_Instructions to follow_. Check every line of the data below for the string "label", and copy the ones that hold it.

_Recorded data_.
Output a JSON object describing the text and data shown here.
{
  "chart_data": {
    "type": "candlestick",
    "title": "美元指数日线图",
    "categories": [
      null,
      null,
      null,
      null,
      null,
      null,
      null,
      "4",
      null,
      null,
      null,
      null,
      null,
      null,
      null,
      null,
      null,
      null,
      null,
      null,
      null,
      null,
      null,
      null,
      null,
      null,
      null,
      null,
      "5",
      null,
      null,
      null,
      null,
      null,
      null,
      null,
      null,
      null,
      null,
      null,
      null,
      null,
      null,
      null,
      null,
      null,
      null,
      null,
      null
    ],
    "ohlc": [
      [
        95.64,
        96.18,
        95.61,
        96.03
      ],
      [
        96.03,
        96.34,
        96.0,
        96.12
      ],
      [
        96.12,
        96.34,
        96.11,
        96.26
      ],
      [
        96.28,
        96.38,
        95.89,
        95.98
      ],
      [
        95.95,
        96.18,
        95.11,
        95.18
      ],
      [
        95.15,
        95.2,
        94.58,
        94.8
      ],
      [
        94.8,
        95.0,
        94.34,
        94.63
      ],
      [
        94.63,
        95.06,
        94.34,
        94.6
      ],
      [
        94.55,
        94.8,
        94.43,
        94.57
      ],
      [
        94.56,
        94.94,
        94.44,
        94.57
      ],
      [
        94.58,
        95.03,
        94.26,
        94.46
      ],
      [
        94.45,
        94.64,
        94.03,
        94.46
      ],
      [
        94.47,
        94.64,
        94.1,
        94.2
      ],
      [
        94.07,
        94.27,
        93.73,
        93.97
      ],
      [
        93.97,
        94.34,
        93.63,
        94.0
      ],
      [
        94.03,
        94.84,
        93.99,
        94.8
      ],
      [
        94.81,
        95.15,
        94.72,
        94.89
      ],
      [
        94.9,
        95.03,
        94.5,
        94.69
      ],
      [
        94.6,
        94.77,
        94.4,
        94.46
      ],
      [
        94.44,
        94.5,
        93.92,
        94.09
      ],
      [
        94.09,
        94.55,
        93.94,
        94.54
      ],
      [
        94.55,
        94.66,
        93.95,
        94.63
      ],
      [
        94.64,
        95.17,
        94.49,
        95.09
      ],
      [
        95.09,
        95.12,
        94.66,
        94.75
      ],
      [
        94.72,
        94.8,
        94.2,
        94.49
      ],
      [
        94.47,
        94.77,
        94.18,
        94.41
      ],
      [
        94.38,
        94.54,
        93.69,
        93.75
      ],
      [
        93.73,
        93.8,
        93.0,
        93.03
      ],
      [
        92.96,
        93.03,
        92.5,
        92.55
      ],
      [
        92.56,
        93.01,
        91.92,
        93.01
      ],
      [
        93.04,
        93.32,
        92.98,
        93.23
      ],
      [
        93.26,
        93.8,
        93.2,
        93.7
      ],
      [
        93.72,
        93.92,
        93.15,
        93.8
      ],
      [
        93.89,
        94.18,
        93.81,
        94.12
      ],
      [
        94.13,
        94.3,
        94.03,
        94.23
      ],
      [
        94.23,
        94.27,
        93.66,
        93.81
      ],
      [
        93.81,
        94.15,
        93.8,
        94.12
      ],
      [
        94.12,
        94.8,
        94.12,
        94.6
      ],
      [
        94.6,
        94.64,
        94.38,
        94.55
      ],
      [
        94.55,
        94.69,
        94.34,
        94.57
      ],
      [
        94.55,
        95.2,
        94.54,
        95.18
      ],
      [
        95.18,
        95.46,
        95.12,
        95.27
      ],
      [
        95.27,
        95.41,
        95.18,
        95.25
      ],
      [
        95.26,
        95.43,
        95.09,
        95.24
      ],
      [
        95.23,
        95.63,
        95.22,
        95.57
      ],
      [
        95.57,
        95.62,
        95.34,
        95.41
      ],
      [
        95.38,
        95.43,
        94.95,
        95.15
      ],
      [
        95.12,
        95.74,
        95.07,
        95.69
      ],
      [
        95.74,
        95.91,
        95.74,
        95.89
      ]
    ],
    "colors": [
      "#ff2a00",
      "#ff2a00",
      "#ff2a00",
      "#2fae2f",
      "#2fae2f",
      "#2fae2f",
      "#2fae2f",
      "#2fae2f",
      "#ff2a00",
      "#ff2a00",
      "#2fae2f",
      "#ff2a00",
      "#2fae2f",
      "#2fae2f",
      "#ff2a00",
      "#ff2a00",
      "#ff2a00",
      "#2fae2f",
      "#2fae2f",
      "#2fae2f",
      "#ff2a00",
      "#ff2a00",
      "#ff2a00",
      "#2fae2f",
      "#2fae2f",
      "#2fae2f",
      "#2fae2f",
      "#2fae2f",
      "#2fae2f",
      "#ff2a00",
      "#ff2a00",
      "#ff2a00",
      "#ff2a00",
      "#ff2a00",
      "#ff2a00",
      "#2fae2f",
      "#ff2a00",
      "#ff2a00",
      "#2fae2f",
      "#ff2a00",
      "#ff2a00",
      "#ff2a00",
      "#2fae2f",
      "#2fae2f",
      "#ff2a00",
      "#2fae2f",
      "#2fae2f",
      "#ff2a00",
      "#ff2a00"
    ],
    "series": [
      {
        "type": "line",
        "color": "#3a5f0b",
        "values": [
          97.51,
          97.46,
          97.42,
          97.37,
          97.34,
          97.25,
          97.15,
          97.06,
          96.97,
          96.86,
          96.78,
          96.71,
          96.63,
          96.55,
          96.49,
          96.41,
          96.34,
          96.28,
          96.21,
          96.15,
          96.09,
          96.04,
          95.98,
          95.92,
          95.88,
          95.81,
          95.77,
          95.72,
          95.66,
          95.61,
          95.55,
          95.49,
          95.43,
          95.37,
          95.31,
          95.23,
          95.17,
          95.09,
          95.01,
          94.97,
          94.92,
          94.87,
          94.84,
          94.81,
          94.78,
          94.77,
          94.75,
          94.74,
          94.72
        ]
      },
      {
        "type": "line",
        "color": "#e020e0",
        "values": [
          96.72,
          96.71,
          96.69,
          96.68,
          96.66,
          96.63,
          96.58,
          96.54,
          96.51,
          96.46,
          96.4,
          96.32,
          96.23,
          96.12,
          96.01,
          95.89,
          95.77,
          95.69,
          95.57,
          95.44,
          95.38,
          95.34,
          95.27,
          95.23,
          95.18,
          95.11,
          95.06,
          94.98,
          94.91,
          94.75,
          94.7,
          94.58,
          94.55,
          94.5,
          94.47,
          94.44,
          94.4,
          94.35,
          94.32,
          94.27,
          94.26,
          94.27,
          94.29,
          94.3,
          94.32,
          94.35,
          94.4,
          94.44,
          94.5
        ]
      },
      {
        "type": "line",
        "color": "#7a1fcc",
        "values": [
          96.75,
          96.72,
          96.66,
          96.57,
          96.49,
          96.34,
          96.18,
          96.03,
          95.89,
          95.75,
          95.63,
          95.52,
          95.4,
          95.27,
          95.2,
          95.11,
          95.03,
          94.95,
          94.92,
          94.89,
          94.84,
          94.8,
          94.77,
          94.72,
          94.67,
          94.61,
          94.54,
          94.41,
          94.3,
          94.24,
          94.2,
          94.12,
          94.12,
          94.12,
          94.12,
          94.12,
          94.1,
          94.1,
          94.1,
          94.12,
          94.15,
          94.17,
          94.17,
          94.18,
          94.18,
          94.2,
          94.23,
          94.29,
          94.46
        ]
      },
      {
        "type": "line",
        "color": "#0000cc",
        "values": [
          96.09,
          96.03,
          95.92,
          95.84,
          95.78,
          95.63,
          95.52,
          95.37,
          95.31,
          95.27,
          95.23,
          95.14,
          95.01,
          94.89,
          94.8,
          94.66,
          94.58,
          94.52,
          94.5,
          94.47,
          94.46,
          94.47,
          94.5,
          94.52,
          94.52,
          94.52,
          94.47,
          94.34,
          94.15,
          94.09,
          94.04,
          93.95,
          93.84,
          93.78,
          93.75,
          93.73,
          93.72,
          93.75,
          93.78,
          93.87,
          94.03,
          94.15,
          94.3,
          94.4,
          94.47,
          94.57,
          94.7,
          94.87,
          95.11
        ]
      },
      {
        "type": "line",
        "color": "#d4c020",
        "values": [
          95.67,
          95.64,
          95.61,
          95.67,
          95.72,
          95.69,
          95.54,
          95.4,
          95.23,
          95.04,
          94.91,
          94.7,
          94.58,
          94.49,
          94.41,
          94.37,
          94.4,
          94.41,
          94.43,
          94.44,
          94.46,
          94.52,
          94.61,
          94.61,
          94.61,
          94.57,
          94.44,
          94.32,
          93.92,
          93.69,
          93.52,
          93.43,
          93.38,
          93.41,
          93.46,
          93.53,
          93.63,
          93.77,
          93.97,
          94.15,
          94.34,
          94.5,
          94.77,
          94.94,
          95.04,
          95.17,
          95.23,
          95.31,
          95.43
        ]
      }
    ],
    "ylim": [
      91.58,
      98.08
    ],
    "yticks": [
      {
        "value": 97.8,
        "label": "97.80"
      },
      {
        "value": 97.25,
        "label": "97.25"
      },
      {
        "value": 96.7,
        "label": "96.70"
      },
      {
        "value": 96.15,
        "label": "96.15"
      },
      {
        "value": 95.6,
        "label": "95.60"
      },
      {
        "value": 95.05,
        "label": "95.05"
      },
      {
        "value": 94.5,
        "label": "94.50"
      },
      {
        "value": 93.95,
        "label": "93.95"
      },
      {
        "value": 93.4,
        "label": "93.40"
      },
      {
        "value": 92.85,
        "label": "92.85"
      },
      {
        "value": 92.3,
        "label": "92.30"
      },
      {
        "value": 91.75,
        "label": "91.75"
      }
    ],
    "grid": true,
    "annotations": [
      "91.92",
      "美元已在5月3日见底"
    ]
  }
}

_Reply to the exercise_.
        "label": "97.80"
        "label": "97.25"
        "label": "96.70"
        "label": "96.15"
        "label": "95.60"
        "label": "95.05"
        "label": "94.50"
        "label": "93.95"
        "label": "93.40"
        "label": "92.85"
        "label": "92.30"
        "label": "91.75"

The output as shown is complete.